| Условие задания |
Перепечатайте без изменений фрагмент текста о режиссёре и сценаристе, приведённого ниже: всё от слов «Я сформулировала для» вплоть до слов «лёгкостью её расшатать.».

| Текст документа |
◆ ◆ ◆
Режиссёр против сценариста
Я прочту тихую лекцию на тему «Режиссёр против сценариста» — то есть про раздвоение личности.
Я сформулировала для себя, что сценарист — это трусливый режиссёр. Любой сценарист, когда пишет, представляет в уме, как всё будет снято. А потом приходит это животное и всё меняет. И тут ты оказываешься в очень удобном положении. Если фильм получился, то ходишь задрав нос и говоришь: «Ребята, вы же знаете, кто писал сценарий». Если не получился, говоришь: «Ребята, сценарий был гениальный, поверьте. Хочешь, пришлю?»
Фабула и сюжет
В действительности сценарист придумывает фабулу картины, а режиссёр определяет её сюжет. Всегда. По одной и той же фабуле можно снять сотню разных фильмов. И как бы тщательно ты ни выстраивал драматургию, как правило, режиссёр может с лёгкостью её расшатать.
Приведу несколько примеров из своей практики.
Сценарий фильма «Дневник его жены» назывался «Женское имя». Он строился по новелльной структуре, каждая часть носила женское имя: Вера, Галя, Марга, Вита (так зовут собаку). Также был введён классический любовный треугольник: Иван Бунин — его любовница Галина Плотникова (в реальности Кузнецова) — её возлюбленная Марга Ковтун (в реальности Степун). Вся конструкция держалась на том, что Ковтун являлась прямым антагонистом Бунина. Спокойная, надёжная, дальновидная — и заурядная — она обладала всем тем, чем не обладал Иван Алексеевич. Она была описана как такая халда в штанах и с папиросой; на её месте в данном сюжете мог бы стоять и мужчина. И Галя металась не между мужчиной и женщиной, что малоинтересно, а между таким человеком и другим человеком.
◆ ◆ ◆
| Исходные материалы |
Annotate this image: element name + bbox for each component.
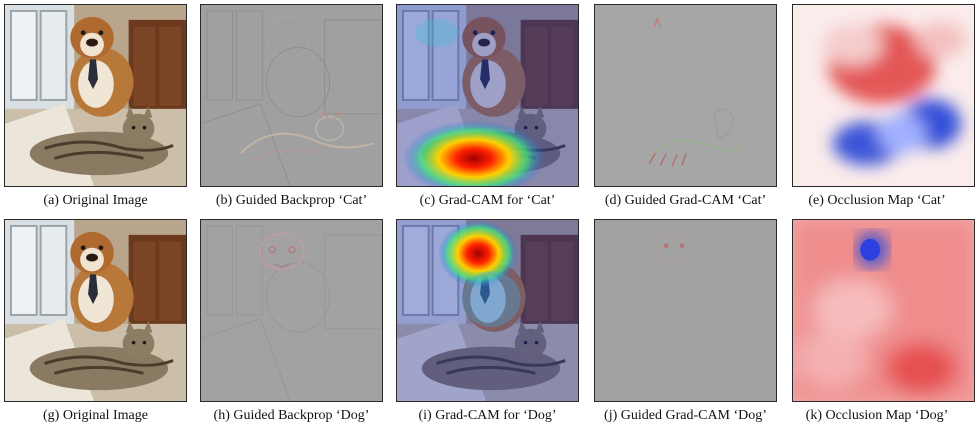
◆ ◆ ◆
| Решение |
Я сформулировала для себя, что сценарист — это трусливый режиссёр. Любой сценарист, когда пишет, представляет в уме, как всё будет снято. А потом приходит это животное и всё меняет. И тут ты оказываешься в очень удобном положении. Если фильм получился, то ходишь задрав нос и говоришь: «Ребята, вы же знаете, кто писал сценарий». Если не получился, говоришь: «Ребята, сценарий был гениальный, поверьте. Хочешь, пришлю?»
Фабула и сюжет
В действительности сценарист придумывает фабулу картины, а режиссёр определяет её сюжет. Всегда. По одной и той же фабуле можно снять сотню разных фильмов. И как бы тщательно ты ни выстраивал драматургию, как правило, режиссёр может с лёгкостью её расшатать.